Say how many lines contain the string "Romaine". Give no other output.

■ Source records:
........
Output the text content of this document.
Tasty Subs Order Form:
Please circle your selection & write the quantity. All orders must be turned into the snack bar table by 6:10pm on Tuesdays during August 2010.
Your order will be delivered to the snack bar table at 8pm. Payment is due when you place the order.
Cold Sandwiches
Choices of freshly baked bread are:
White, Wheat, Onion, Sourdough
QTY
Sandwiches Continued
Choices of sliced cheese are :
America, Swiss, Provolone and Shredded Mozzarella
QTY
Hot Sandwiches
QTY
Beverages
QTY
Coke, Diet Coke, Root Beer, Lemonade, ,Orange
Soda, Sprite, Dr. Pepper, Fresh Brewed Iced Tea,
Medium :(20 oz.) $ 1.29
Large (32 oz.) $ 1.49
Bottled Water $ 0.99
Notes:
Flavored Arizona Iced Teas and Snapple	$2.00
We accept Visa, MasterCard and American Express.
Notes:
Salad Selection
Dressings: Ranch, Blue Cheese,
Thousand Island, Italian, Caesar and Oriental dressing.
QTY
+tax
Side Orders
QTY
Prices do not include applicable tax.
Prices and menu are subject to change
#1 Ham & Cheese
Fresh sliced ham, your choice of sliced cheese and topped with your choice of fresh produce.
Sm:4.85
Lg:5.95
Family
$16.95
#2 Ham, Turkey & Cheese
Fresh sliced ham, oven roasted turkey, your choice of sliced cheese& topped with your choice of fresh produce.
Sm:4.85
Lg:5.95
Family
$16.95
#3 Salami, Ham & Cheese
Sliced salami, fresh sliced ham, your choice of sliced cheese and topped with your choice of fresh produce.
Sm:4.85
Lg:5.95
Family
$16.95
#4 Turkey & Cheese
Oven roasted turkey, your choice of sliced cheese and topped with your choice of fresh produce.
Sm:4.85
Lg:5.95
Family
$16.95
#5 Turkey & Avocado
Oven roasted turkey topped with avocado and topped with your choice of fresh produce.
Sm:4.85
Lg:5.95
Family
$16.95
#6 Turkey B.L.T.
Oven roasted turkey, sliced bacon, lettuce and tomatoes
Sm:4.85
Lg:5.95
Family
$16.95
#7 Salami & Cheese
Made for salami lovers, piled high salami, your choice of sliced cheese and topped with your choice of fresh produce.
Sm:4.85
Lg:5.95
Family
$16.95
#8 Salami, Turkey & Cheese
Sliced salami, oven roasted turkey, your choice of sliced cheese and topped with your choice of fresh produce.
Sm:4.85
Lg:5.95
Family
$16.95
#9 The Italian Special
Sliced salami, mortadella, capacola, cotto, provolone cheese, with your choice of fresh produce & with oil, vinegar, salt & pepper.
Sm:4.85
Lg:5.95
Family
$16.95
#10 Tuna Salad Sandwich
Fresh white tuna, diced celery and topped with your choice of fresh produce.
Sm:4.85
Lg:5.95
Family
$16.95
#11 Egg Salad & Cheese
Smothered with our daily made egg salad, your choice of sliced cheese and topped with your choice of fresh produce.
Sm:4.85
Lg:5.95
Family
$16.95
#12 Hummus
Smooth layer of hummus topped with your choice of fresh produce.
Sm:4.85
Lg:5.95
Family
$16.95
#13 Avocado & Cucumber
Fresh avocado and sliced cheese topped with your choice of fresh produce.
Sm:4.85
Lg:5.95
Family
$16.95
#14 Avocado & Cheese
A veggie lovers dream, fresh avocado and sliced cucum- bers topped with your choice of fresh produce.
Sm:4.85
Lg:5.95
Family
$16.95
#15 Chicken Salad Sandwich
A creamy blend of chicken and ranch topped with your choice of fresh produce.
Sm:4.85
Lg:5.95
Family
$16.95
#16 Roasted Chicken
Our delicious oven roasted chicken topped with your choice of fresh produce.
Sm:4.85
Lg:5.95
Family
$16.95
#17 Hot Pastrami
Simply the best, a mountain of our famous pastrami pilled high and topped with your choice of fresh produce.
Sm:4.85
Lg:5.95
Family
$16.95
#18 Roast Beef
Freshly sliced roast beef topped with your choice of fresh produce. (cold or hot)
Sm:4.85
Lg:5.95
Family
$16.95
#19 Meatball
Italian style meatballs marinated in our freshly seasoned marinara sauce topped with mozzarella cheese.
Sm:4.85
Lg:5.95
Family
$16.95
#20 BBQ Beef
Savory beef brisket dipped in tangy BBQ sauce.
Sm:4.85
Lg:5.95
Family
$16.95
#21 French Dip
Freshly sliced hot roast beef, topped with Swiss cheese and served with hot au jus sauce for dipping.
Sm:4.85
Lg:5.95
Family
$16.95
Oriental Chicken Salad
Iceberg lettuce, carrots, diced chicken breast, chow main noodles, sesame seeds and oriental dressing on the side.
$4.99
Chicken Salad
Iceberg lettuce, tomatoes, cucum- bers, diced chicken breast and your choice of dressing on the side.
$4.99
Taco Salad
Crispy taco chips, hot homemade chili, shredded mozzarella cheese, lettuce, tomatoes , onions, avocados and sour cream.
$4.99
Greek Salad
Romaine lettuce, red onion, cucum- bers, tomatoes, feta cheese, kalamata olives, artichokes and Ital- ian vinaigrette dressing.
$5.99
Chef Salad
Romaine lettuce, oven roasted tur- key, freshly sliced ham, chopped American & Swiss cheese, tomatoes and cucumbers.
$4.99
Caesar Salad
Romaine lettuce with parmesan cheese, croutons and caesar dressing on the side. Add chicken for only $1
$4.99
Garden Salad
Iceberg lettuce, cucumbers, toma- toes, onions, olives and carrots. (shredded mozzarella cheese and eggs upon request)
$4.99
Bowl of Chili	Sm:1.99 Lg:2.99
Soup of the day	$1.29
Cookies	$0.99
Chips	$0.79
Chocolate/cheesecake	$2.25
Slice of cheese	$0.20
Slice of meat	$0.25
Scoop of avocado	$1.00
........
■ Problem solution: 3